Rows from a figure dataset:
****

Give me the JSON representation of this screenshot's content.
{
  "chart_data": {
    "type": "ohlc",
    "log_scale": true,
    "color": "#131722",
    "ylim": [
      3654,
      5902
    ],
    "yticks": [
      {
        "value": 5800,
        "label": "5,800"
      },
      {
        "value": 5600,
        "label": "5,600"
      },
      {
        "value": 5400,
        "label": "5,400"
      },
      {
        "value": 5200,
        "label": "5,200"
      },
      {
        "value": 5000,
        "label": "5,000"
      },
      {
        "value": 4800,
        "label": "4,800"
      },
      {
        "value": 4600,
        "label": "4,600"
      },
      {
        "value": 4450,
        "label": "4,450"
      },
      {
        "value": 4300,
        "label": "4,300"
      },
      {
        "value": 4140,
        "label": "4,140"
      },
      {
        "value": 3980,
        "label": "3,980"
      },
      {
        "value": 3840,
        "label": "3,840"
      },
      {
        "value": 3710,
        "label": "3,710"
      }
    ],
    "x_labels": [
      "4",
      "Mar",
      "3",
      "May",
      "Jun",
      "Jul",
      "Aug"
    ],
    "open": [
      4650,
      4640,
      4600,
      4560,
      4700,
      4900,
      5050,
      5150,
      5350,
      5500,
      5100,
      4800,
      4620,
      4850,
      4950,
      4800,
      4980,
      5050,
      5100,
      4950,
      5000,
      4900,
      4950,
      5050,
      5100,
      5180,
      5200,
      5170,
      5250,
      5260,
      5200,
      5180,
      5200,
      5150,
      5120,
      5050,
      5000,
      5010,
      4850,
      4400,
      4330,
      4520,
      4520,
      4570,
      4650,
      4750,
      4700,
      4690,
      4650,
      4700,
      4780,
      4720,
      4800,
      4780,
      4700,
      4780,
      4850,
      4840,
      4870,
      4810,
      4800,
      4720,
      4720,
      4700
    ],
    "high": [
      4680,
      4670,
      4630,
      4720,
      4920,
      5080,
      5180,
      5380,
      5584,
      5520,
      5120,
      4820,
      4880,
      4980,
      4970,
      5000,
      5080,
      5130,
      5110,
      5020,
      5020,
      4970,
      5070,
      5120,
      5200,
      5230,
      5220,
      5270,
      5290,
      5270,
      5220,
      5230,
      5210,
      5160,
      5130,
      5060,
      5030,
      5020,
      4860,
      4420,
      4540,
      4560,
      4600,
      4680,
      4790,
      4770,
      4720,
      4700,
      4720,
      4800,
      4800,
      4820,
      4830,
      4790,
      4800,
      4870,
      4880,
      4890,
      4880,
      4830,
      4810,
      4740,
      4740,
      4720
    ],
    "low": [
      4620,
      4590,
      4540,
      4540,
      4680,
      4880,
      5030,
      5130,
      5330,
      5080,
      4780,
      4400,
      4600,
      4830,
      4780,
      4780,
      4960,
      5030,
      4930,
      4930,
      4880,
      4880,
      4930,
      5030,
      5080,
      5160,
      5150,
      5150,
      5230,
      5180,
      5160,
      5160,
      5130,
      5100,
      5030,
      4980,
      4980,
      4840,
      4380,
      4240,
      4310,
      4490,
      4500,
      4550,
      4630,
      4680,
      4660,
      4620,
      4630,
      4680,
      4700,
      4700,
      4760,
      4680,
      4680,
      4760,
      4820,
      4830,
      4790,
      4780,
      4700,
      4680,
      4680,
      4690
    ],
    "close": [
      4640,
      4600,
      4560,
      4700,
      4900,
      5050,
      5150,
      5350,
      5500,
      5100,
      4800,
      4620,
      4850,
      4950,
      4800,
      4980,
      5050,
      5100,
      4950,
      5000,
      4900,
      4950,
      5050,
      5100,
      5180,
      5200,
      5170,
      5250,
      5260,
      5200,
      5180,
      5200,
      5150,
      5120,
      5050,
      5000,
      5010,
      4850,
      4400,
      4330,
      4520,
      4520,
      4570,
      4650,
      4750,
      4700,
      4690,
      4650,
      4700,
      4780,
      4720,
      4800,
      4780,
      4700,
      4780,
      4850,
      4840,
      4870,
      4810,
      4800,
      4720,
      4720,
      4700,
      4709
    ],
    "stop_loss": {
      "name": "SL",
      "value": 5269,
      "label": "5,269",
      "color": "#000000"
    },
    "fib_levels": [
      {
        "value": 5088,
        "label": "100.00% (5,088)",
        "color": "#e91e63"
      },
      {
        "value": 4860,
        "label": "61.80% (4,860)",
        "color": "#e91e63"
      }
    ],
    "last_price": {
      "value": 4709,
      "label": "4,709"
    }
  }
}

****

_Written exercise_
Return every record above exactly as it appears.

_Task answer_
Give me the JSON representation of this screenshot's content.
{
  "chart_data": {
    "type": "ohlc",
    "log_scale": true,
    "color": "#131722",
    "ylim": [
      3654,
      5902
    ],
    "yticks": [
      {
        "value": 5800,
        "label": "5,800"
      },
      {
        "value": 5600,
        "label": "5,600"
      },
      {
        "value": 5400,
        "label": "5,400"
      },
      {
        "value": 5200,
        "label": "5,200"
      },
      {
        "value": 5000,
        "label": "5,000"
      },
      {
        "value": 4800,
        "label": "4,800"
      },
      {
        "value": 4600,
        "label": "4,600"
      },
      {
        "value": 4450,
        "label": "4,450"
      },
      {
        "value": 4300,
        "label": "4,300"
      },
      {
        "value": 4140,
        "label": "4,140"
      },
      {
        "value": 3980,
        "label": "3,980"
      },
      {
        "value": 3840,
        "label": "3,840"
      },
      {
        "value": 3710,
        "label": "3,710"
      }
    ],
    "x_labels": [
      "4",
      "Mar",
      "3",
      "May",
      "Jun",
      "Jul",
      "Aug"
    ],
    "open": [
      4650,
      4640,
      4600,
      4560,
      4700,
      4900,
      5050,
      5150,
      5350,
      5500,
      5100,
      4800,
      4620,
      4850,
      4950,
      4800,
      4980,
      5050,
      5100,
      4950,
      5000,
      4900,
      4950,
      5050,
      5100,
      5180,
      5200,
      5170,
      5250,
      5260,
      5200,
      5180,
      5200,
      5150,
      5120,
      5050,
      5000,
      5010,
      4850,
      4400,
      4330,
      4520,
      4520,
      4570,
      4650,
      4750,
      4700,
      4690,
      4650,
      4700,
      4780,
      4720,
      4800,
      4780,
      4700,
      4780,
      4850,
      4840,
      4870,
      4810,
      4800,
      4720,
      4720,
      4700
    ],
    "high": [
      4680,
      4670,
      4630,
      4720,
      4920,
      5080,
      5180,
      5380,
      5584,
      5520,
      5120,
      4820,
      4880,
      4980,
      4970,
      5000,
      5080,
      5130,
      5110,
      5020,
      5020,
      4970,
      5070,
      5120,
      5200,
      5230,
      5220,
      5270,
      5290,
      5270,
      5220,
      5230,
      5210,
      5160,
      5130,
      5060,
      5030,
      5020,
      4860,
      4420,
      4540,
      4560,
      4600,
      4680,
      4790,
      4770,
      4720,
      4700,
      4720,
      4800,
      4800,
      4820,
      4830,
      4790,
      4800,
      4870,
      4880,
      4890,
      4880,
      4830,
      4810,
      4740,
      4740,
      4720
    ],
    "low": [
      4620,
      4590,
      4540,
      4540,
      4680,
      4880,
      5030,
      5130,
      5330,
      5080,
      4780,
      4400,
      4600,
      4830,
      4780,
      4780,
      4960,
      5030,
      4930,
      4930,
      4880,
      4880,
      4930,
      5030,
      5080,
      5160,
      5150,
      5150,
      5230,
      5180,
      5160,
      5160,
      5130,
      5100,
      5030,
      4980,
      4980,
      4840,
      4380,
      4240,
      4310,
      4490,
      4500,
      4550,
      4630,
      4680,
      4660,
      4620,
      4630,
      4680,
      4700,
      4700,
      4760,
      4680,
      4680,
      4760,
      4820,
      4830,
      4790,
      4780,
      4700,
      4680,
      4680,
      4690
    ],
    "close": [
      4640,
      4600,
      4560,
      4700,
      4900,
      5050,
      5150,
      5350,
      5500,
      5100,
      4800,
      4620,
      4850,
      4950,
      4800,
      4980,
      5050,
      5100,
      4950,
      5000,
      4900,
      4950,
      5050,
      5100,
      5180,
      5200,
      5170,
      5250,
      5260,
      5200,
      5180,
      5200,
      5150,
      5120,
      5050,
      5000,
      5010,
      4850,
      4400,
      4330,
      4520,
      4520,
      4570,
      4650,
      4750,
      4700,
      4690,
      4650,
      4700,
      4780,
      4720,
      4800,
      4780,
      4700,
      4780,
      4850,
      4840,
      4870,
      4810,
      4800,
      4720,
      4720,
      4700,
      4709
    ],
    "stop_loss": {
      "name": "SL",
      "value": 5269,
      "label": "5,269",
      "color": "#000000"
    },
    "fib_levels": [
      {
        "value": 5088,
        "label": "100.00% (5,088)",
        "color": "#e91e63"
      },
      {
        "value": 4860,
        "label": "61.80% (4,860)",
        "color": "#e91e63"
      }
    ],
    "last_price": {
      "value": 4709,
      "label": "4,709"
    }
  }
}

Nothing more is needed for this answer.